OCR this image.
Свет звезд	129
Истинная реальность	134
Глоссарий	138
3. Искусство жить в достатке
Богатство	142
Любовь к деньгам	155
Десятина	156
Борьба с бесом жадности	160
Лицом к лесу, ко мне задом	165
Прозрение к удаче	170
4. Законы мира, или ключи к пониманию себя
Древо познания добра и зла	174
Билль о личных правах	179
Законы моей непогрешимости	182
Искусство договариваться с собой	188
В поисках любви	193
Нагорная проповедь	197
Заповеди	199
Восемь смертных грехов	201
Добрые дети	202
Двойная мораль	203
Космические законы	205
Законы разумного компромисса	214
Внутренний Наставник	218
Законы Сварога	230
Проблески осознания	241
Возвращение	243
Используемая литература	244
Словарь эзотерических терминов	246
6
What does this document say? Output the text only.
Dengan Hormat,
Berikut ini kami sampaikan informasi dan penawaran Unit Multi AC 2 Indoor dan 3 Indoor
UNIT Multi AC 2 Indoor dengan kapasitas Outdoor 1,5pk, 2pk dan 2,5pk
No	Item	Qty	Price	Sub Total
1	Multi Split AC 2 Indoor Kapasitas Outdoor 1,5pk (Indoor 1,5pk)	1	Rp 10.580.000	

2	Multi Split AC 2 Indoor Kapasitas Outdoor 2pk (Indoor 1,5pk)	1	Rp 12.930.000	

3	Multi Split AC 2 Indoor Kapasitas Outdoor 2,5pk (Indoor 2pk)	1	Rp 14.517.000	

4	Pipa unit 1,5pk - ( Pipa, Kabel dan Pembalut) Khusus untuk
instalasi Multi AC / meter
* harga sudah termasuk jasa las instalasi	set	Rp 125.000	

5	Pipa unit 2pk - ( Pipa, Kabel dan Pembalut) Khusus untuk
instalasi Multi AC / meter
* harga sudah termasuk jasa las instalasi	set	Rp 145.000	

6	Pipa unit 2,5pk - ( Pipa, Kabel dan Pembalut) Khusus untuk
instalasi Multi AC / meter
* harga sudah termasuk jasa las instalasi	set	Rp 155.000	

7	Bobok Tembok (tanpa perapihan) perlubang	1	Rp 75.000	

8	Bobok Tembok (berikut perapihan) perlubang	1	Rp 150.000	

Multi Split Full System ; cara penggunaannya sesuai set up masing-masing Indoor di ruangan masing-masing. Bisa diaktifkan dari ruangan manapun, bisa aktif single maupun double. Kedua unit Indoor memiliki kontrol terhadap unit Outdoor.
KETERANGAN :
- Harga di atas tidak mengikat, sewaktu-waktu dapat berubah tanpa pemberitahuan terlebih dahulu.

□ □ □ □ □

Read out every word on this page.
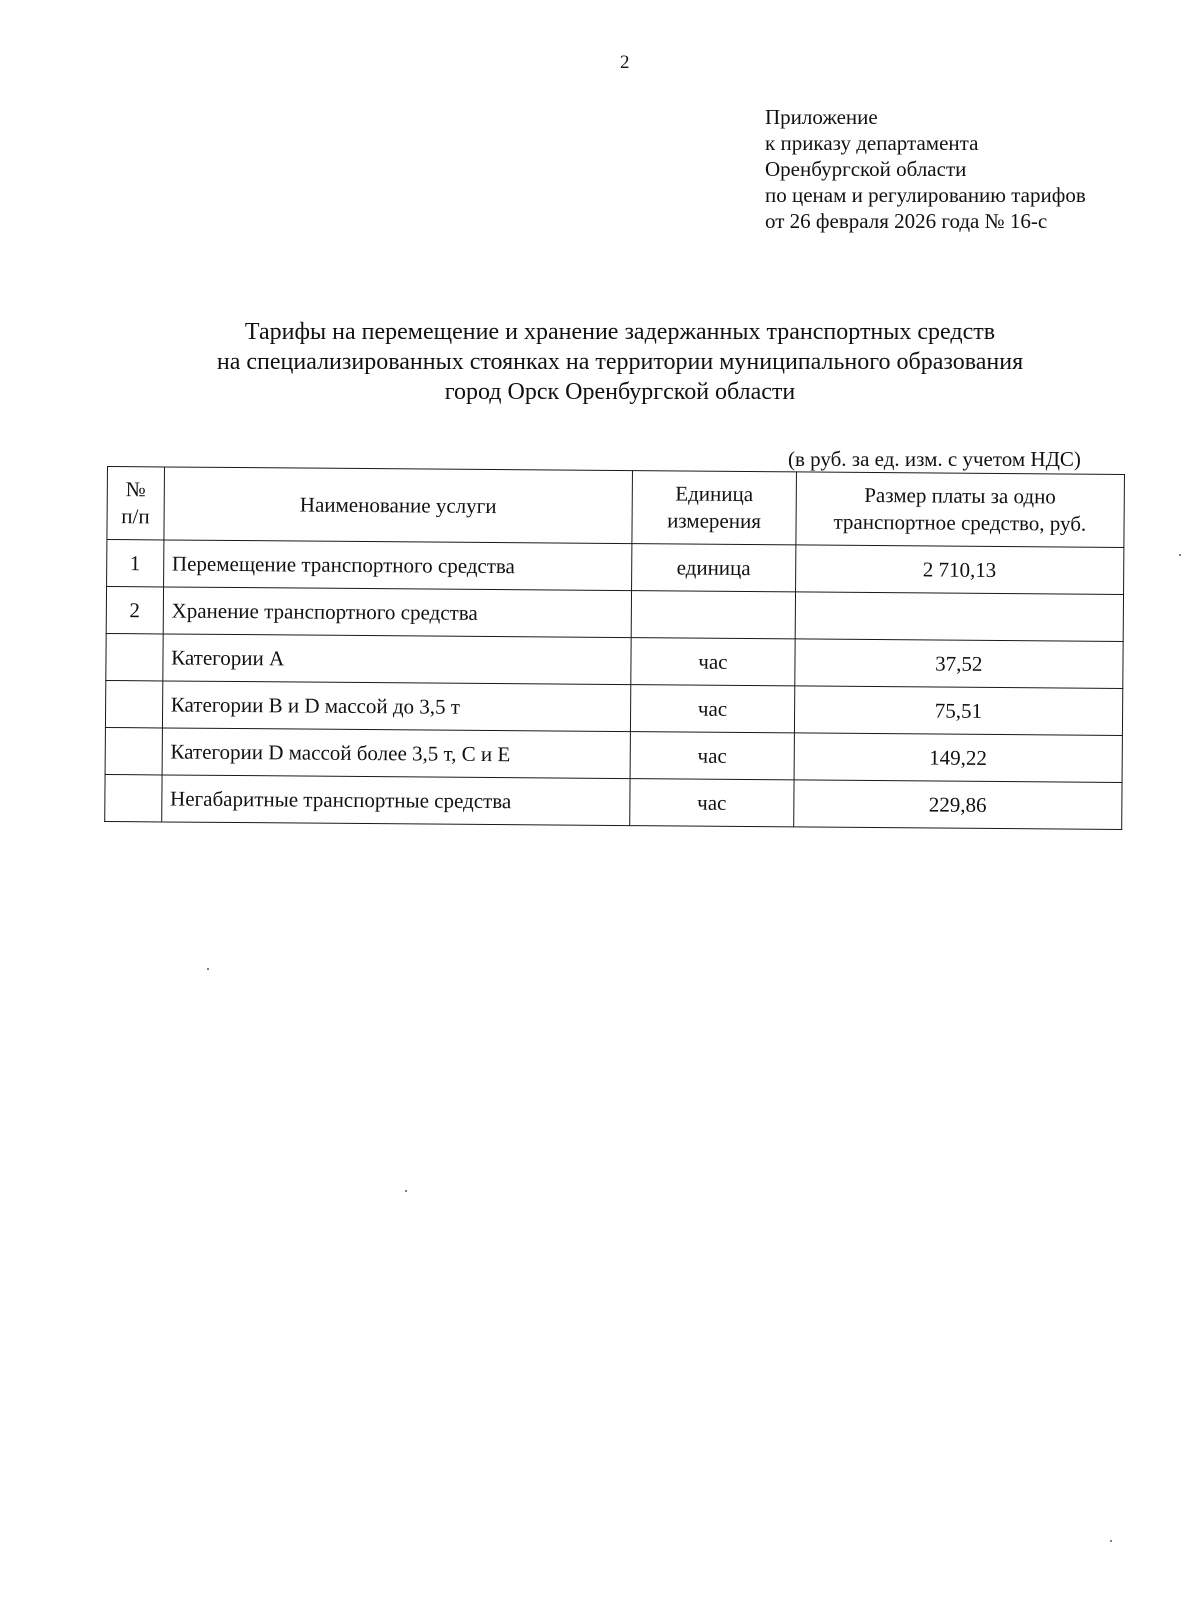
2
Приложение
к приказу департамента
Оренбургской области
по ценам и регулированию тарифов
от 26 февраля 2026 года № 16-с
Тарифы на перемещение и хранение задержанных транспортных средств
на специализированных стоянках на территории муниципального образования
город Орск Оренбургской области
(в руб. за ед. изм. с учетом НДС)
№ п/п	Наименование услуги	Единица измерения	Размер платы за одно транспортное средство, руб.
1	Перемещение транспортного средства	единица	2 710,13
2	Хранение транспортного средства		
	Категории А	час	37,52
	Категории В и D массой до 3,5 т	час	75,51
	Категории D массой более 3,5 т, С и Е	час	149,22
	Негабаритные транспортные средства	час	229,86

□ □ □ □ □

**Aim of the exercise:**
Go through the listing above and list every line that has the word "Indoor".

**Final result:**
Berikut ini kami sampaikan informasi dan penawaran Unit Multi AC 2 Indoor dan 3 Indoor
UNIT Multi AC 2 Indoor dengan kapasitas Outdoor 1,5pk, 2pk dan 2,5pk
1	Multi Split AC 2 Indoor Kapasitas Outdoor 1,5pk (Indoor 1,5pk)	1	Rp 10.580.000	
2	Multi Split AC 2 Indoor Kapasitas Outdoor 2pk (Indoor 1,5pk)	1	Rp 12.930.000	
3	Multi Split AC 2 Indoor Kapasitas Outdoor 2,5pk (Indoor 2pk)	1	Rp 14.517.000	
Multi Split Full System ; cara penggunaannya sesuai set up masing-masing Indoor di ruangan masing-masing. Bisa diaktifkan dari ruangan manapun, bisa aktif single maupun double. Kedua unit Indoor memiliki kontrol terhadap unit Outdoor.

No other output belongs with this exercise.